## [The request]
Scan the entries for the string "компьютерной" and give the number of lines that have it, nothing further.

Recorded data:
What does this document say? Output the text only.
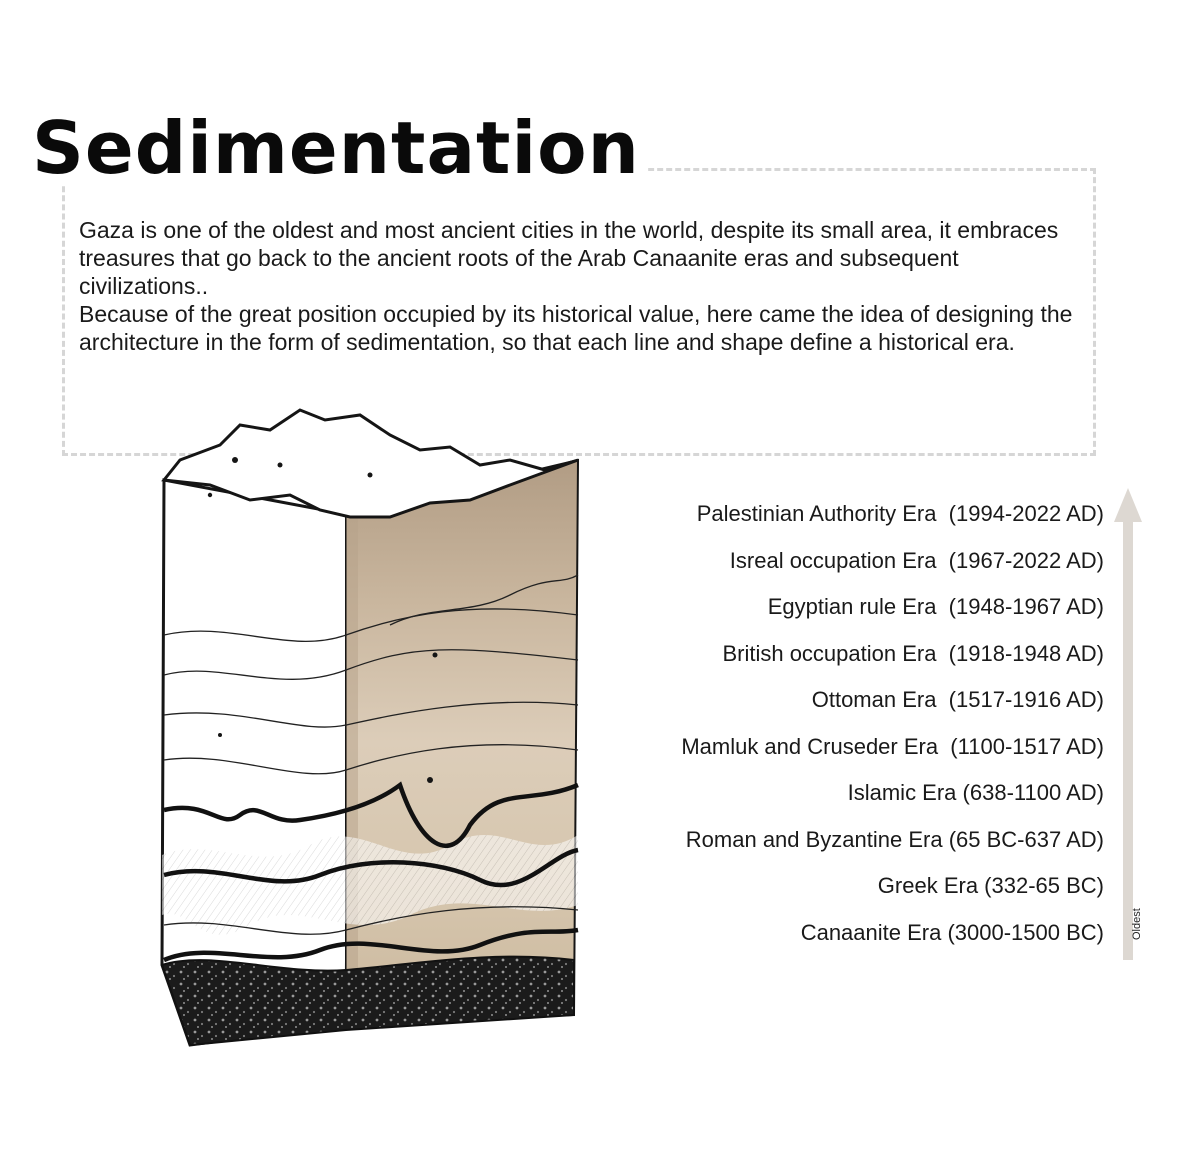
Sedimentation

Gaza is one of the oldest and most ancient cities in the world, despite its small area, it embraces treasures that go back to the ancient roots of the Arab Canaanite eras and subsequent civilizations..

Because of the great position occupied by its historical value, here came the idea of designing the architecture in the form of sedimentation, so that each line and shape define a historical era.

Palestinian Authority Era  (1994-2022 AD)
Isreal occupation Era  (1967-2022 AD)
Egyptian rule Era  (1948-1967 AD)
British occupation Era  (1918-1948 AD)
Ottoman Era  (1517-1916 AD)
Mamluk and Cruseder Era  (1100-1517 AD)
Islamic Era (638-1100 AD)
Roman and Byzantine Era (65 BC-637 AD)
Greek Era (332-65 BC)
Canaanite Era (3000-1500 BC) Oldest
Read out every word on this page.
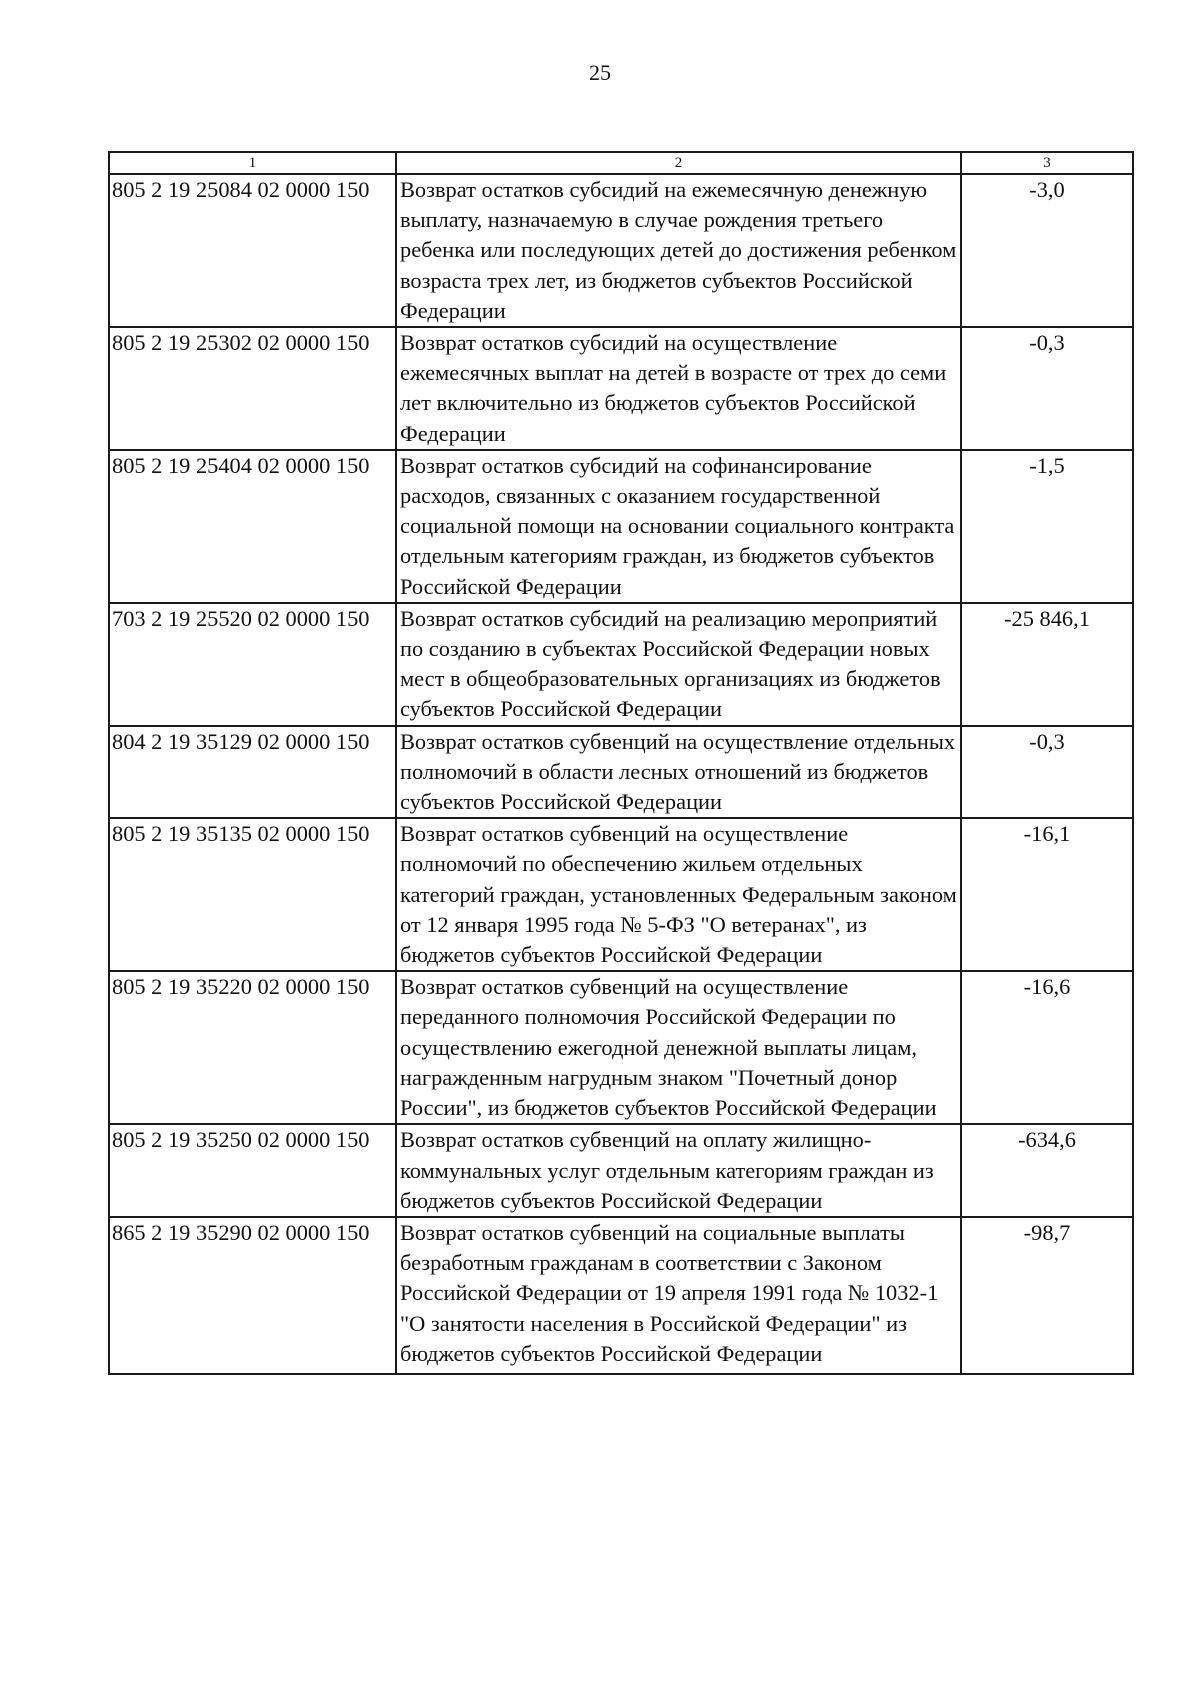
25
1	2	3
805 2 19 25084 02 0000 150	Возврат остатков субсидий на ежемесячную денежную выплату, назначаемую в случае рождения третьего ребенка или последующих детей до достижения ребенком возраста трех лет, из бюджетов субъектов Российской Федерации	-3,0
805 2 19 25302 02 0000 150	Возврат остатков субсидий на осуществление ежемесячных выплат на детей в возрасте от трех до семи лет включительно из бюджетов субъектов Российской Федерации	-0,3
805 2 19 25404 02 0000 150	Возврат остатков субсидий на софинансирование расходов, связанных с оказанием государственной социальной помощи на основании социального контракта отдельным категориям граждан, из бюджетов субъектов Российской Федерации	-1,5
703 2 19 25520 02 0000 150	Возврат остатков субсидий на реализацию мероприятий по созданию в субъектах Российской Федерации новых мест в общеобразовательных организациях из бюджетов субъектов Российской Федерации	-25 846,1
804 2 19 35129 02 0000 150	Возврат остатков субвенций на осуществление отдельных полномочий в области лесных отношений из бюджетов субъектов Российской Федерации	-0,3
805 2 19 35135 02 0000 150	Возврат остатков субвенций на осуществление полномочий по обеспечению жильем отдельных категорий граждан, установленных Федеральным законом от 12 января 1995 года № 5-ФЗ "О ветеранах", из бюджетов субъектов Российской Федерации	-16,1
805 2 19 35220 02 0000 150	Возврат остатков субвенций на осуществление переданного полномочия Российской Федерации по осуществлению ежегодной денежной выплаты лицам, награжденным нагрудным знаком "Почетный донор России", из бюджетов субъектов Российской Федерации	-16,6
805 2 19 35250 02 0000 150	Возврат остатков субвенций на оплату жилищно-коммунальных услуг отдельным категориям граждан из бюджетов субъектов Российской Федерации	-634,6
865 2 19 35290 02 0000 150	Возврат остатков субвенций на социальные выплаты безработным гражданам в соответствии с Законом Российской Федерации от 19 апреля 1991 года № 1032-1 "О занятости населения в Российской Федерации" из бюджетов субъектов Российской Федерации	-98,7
...
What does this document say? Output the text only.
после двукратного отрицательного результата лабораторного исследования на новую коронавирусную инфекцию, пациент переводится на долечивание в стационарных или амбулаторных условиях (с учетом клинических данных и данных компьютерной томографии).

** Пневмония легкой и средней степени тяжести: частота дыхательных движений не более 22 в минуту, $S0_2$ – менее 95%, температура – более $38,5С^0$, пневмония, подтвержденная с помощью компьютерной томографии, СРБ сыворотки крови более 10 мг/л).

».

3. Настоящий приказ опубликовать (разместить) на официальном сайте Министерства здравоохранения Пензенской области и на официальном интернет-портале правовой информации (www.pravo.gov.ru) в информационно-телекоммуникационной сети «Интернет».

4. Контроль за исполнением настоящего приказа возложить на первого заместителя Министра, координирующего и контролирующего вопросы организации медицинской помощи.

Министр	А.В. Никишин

## [Full solution]
2